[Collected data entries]
════
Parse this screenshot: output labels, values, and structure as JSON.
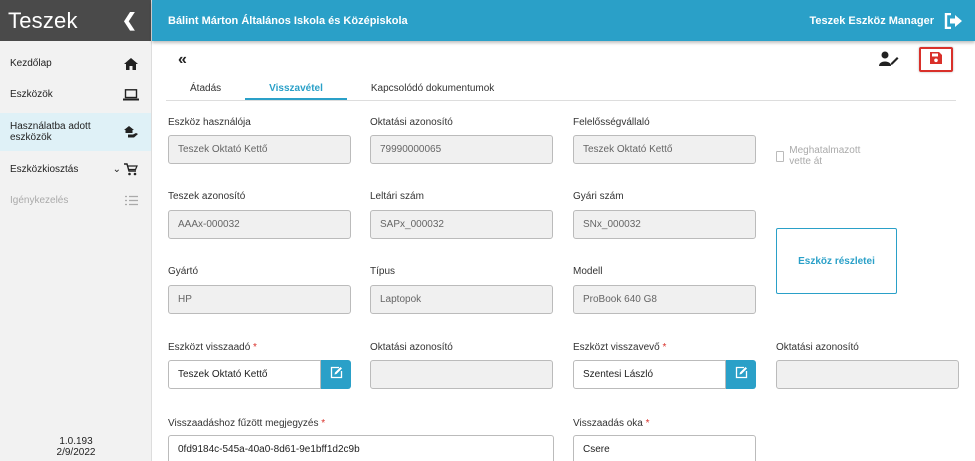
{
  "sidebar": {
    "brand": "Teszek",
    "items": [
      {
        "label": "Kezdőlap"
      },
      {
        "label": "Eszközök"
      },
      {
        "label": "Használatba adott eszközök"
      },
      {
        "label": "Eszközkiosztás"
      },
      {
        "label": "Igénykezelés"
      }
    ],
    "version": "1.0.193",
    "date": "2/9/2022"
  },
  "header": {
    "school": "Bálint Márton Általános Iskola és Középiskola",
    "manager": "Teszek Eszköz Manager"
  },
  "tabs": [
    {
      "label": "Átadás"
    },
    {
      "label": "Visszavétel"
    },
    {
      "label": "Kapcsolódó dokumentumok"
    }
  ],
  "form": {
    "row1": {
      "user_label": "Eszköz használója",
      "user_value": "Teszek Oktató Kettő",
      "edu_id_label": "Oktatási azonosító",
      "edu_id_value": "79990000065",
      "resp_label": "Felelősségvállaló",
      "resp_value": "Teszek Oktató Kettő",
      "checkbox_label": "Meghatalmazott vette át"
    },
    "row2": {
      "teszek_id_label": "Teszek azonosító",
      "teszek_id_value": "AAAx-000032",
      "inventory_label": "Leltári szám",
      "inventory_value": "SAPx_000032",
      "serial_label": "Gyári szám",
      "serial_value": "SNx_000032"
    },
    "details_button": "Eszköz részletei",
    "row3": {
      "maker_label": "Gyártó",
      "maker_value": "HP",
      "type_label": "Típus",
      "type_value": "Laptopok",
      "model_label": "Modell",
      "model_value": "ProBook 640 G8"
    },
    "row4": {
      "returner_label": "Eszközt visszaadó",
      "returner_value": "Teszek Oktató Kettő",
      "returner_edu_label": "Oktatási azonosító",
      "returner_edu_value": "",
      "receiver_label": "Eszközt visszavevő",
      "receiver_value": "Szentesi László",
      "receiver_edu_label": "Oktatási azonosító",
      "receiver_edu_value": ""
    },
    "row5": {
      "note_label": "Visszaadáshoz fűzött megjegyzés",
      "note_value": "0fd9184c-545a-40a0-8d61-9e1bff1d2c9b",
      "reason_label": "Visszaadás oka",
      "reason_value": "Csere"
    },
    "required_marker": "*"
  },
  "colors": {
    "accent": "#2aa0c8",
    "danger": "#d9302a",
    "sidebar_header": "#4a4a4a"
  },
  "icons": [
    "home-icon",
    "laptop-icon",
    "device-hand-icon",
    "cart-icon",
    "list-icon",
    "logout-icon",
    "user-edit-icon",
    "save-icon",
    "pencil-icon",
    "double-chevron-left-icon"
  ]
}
════
__What you will do__
Pick out each line containing "Oktatási" and report it.

__The result__
      "edu_id_label": "Oktatási azonosító",
      "returner_edu_label": "Oktatási azonosító",
      "receiver_edu_label": "Oktatási azonosító",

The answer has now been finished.